_Directive_. Extract each record and reproduce it exactly.
+ + + + +
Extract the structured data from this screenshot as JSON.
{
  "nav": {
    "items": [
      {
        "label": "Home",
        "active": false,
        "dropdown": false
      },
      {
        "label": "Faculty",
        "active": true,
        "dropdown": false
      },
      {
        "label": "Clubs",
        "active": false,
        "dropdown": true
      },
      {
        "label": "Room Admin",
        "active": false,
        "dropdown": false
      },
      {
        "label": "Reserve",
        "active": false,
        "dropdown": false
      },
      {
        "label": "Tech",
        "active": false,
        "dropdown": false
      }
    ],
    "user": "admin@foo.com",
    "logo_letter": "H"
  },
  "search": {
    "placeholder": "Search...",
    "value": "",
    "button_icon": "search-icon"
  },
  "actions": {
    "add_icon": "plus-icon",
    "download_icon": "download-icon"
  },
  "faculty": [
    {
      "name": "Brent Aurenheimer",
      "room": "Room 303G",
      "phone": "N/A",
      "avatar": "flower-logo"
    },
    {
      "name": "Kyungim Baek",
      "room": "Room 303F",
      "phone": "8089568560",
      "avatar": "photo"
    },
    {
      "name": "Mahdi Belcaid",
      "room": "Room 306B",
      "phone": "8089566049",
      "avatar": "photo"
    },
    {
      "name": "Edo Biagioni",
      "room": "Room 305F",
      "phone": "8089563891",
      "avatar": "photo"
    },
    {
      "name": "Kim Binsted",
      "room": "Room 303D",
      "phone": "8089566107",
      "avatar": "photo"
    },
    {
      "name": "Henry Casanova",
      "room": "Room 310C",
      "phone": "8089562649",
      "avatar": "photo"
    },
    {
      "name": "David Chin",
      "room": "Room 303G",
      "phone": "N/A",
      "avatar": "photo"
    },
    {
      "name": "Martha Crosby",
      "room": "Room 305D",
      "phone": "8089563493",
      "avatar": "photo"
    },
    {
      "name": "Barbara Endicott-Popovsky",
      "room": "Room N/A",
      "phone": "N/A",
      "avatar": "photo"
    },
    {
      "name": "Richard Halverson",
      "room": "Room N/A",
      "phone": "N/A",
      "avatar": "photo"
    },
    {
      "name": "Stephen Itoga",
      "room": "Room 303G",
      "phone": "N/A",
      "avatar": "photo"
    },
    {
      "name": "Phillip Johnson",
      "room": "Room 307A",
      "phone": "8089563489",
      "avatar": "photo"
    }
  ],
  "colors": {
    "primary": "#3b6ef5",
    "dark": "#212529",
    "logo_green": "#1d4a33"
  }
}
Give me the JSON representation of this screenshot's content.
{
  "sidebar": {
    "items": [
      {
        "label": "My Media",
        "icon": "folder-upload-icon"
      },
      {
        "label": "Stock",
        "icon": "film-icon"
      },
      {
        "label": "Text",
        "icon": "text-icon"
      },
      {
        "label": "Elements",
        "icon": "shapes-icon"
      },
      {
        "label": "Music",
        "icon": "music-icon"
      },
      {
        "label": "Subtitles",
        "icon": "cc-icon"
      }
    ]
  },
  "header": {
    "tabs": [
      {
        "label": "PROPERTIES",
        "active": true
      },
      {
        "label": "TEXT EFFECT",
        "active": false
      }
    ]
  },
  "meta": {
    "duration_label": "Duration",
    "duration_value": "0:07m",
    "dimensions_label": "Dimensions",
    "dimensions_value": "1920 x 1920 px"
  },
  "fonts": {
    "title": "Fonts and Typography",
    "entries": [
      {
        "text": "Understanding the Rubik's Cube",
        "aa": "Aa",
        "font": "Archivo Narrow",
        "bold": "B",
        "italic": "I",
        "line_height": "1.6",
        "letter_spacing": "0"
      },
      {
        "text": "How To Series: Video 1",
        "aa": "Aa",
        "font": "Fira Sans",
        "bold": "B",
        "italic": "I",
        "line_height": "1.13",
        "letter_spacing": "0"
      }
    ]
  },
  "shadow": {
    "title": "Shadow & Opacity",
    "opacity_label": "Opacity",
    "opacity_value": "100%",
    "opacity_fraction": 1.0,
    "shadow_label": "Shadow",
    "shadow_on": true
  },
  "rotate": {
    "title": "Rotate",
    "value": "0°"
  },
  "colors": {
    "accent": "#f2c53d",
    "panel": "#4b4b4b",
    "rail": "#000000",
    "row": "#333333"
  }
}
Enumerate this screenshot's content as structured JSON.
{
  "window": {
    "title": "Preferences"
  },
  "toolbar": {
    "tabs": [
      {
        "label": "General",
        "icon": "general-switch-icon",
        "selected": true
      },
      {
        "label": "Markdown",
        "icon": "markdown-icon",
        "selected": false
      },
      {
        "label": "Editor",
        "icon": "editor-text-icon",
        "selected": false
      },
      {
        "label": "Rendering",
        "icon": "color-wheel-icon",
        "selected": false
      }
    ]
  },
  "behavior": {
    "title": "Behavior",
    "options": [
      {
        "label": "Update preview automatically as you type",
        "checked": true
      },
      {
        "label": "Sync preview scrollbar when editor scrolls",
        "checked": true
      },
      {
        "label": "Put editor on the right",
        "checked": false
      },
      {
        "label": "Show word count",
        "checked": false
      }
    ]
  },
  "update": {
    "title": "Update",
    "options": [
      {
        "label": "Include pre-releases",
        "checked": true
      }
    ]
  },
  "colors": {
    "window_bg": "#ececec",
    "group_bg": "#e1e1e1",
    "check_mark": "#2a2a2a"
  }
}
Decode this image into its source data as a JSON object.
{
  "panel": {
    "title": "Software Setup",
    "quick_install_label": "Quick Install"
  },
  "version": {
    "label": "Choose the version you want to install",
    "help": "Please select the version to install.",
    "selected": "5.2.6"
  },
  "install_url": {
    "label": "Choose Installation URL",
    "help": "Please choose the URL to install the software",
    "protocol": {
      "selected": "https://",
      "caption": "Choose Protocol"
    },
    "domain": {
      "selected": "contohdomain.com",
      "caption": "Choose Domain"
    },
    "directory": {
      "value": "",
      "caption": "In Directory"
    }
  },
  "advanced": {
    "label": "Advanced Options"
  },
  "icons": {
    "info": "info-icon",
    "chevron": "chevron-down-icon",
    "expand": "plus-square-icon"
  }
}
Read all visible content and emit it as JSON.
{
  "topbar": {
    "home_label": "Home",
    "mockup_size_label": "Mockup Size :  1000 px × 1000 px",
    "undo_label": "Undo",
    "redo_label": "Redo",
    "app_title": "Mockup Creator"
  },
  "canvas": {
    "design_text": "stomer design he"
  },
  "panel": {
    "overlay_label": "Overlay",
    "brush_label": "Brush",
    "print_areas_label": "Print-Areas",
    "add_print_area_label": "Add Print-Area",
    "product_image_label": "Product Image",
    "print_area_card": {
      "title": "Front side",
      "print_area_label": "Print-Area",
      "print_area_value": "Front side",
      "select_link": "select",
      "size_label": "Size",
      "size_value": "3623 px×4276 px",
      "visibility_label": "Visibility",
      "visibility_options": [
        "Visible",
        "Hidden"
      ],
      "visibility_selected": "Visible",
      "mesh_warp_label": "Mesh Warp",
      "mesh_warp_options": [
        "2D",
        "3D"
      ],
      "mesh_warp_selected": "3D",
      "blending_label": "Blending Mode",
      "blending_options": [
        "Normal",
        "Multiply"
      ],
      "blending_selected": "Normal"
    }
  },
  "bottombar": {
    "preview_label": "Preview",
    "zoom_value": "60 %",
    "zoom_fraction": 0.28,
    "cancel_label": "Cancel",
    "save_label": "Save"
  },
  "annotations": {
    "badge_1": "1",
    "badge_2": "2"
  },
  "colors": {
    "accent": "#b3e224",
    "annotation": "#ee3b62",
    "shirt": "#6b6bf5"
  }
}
+ + + + +
_Solution for this problem_.
Extract the structured data from this screenshot as JSON.
{
  "nav": {
    "items": [
      {
        "label": "Home",
        "active": false,
        "dropdown": false
      },
      {
        "label": "Faculty",
        "active": true,
        "dropdown": false
      },
      {
        "label": "Clubs",
        "active": false,
        "dropdown": true
      },
      {
        "label": "Room Admin",
        "active": false,
        "dropdown": false
      },
      {
        "label": "Reserve",
        "active": false,
        "dropdown": false
      },
      {
        "label": "Tech",
        "active": false,
        "dropdown": false
      }
    ],
    "user": "admin@foo.com",
    "logo_letter": "H"
  },
  "search": {
    "placeholder": "Search...",
    "value": "",
    "button_icon": "search-icon"
  },
  "actions": {
    "add_icon": "plus-icon",
    "download_icon": "download-icon"
  },
  "faculty": [
    {
      "name": "Brent Aurenheimer",
      "room": "Room 303G",
      "phone": "N/A",
      "avatar": "flower-logo"
    },
    {
      "name": "Kyungim Baek",
      "room": "Room 303F",
      "phone": "8089568560",
      "avatar": "photo"
    },
    {
      "name": "Mahdi Belcaid",
      "room": "Room 306B",
      "phone": "8089566049",
      "avatar": "photo"
    },
    {
      "name": "Edo Biagioni",
      "room": "Room 305F",
      "phone": "8089563891",
      "avatar": "photo"
    },
    {
      "name": "Kim Binsted",
      "room": "Room 303D",
      "phone": "8089566107",
      "avatar": "photo"
    },
    {
      "name": "Henry Casanova",
      "room": "Room 310C",
      "phone": "8089562649",
      "avatar": "photo"
    },
    {
      "name": "David Chin",
      "room": "Room 303G",
      "phone": "N/A",
      "avatar": "photo"
    },
    {
      "name": "Martha Crosby",
      "room": "Room 305D",
      "phone": "8089563493",
      "avatar": "photo"
    },
    {
      "name": "Barbara Endicott-Popovsky",
      "room": "Room N/A",
      "phone": "N/A",
      "avatar": "photo"
    },
    {
      "name": "Richard Halverson",
      "room": "Room N/A",
      "phone": "N/A",
      "avatar": "photo"
    },
    {
      "name": "Stephen Itoga",
      "room": "Room 303G",
      "phone": "N/A",
      "avatar": "photo"
    },
    {
      "name": "Phillip Johnson",
      "room": "Room 307A",
      "phone": "8089563489",
      "avatar": "photo"
    }
  ],
  "colors": {
    "primary": "#3b6ef5",
    "dark": "#212529",
    "logo_green": "#1d4a33"
  }
}
Give me the JSON representation of this screenshot's content.
{
  "sidebar": {
    "items": [
      {
        "label": "My Media",
        "icon": "folder-upload-icon"
      },
      {
        "label": "Stock",
        "icon": "film-icon"
      },
      {
        "label": "Text",
        "icon": "text-icon"
      },
      {
        "label": "Elements",
        "icon": "shapes-icon"
      },
      {
        "label": "Music",
        "icon": "music-icon"
      },
      {
        "label": "Subtitles",
        "icon": "cc-icon"
      }
    ]
  },
  "header": {
    "tabs": [
      {
        "label": "PROPERTIES",
        "active": true
      },
      {
        "label": "TEXT EFFECT",
        "active": false
      }
    ]
  },
  "meta": {
    "duration_label": "Duration",
    "duration_value": "0:07m",
    "dimensions_label": "Dimensions",
    "dimensions_value": "1920 x 1920 px"
  },
  "fonts": {
    "title": "Fonts and Typography",
    "entries": [
      {
        "text": "Understanding the Rubik's Cube",
        "aa": "Aa",
        "font": "Archivo Narrow",
        "bold": "B",
        "italic": "I",
        "line_height": "1.6",
        "letter_spacing": "0"
      },
      {
        "text": "How To Series: Video 1",
        "aa": "Aa",
        "font": "Fira Sans",
        "bold": "B",
        "italic": "I",
        "line_height": "1.13",
        "letter_spacing": "0"
      }
    ]
  },
  "shadow": {
    "title": "Shadow & Opacity",
    "opacity_label": "Opacity",
    "opacity_value": "100%",
    "opacity_fraction": 1.0,
    "shadow_label": "Shadow",
    "shadow_on": true
  },
  "rotate": {
    "title": "Rotate",
    "value": "0°"
  },
  "colors": {
    "accent": "#f2c53d",
    "panel": "#4b4b4b",
    "rail": "#000000",
    "row": "#333333"
  }
}
Enumerate this screenshot's content as structured JSON.
{
  "window": {
    "title": "Preferences"
  },
  "toolbar": {
    "tabs": [
      {
        "label": "General",
        "icon": "general-switch-icon",
        "selected": true
      },
      {
        "label": "Markdown",
        "icon": "markdown-icon",
        "selected": false
      },
      {
        "label": "Editor",
        "icon": "editor-text-icon",
        "selected": false
      },
      {
        "label": "Rendering",
        "icon": "color-wheel-icon",
        "selected": false
      }
    ]
  },
  "behavior": {
    "title": "Behavior",
    "options": [
      {
        "label": "Update preview automatically as you type",
        "checked": true
      },
      {
        "label": "Sync preview scrollbar when editor scrolls",
        "checked": true
      },
      {
        "label": "Put editor on the right",
        "checked": false
      },
      {
        "label": "Show word count",
        "checked": false
      }
    ]
  },
  "update": {
    "title": "Update",
    "options": [
      {
        "label": "Include pre-releases",
        "checked": true
      }
    ]
  },
  "colors": {
    "window_bg": "#ececec",
    "group_bg": "#e1e1e1",
    "check_mark": "#2a2a2a"
  }
}
Decode this image into its source data as a JSON object.
{
  "panel": {
    "title": "Software Setup",
    "quick_install_label": "Quick Install"
  },
  "version": {
    "label": "Choose the version you want to install",
    "help": "Please select the version to install.",
    "selected": "5.2.6"
  },
  "install_url": {
    "label": "Choose Installation URL",
    "help": "Please choose the URL to install the software",
    "protocol": {
      "selected": "https://",
      "caption": "Choose Protocol"
    },
    "domain": {
      "selected": "contohdomain.com",
      "caption": "Choose Domain"
    },
    "directory": {
      "value": "",
      "caption": "In Directory"
    }
  },
  "advanced": {
    "label": "Advanced Options"
  },
  "icons": {
    "info": "info-icon",
    "chevron": "chevron-down-icon",
    "expand": "plus-square-icon"
  }
}
Read all visible content and emit it as JSON.
{
  "topbar": {
    "home_label": "Home",
    "mockup_size_label": "Mockup Size :  1000 px × 1000 px",
    "undo_label": "Undo",
    "redo_label": "Redo",
    "app_title": "Mockup Creator"
  },
  "canvas": {
    "design_text": "stomer design he"
  },
  "panel": {
    "overlay_label": "Overlay",
    "brush_label": "Brush",
    "print_areas_label": "Print-Areas",
    "add_print_area_label": "Add Print-Area",
    "product_image_label": "Product Image",
    "print_area_card": {
      "title": "Front side",
      "print_area_label": "Print-Area",
      "print_area_value": "Front side",
      "select_link": "select",
      "size_label": "Size",
      "size_value": "3623 px×4276 px",
      "visibility_label": "Visibility",
      "visibility_options": [
        "Visible",
        "Hidden"
      ],
      "visibility_selected": "Visible",
      "mesh_warp_label": "Mesh Warp",
      "mesh_warp_options": [
        "2D",
        "3D"
      ],
      "mesh_warp_selected": "3D",
      "blending_label": "Blending Mode",
      "blending_options": [
        "Normal",
        "Multiply"
      ],
      "blending_selected": "Normal"
    }
  },
  "bottombar": {
    "preview_label": "Preview",
    "zoom_value": "60 %",
    "zoom_fraction": 0.28,
    "cancel_label": "Cancel",
    "save_label": "Save"
  },
  "annotations": {
    "badge_1": "1",
    "badge_2": "2"
  },
  "colors": {
    "accent": "#b3e224",
    "annotation": "#ee3b62",
    "shirt": "#6b6bf5"
  }
}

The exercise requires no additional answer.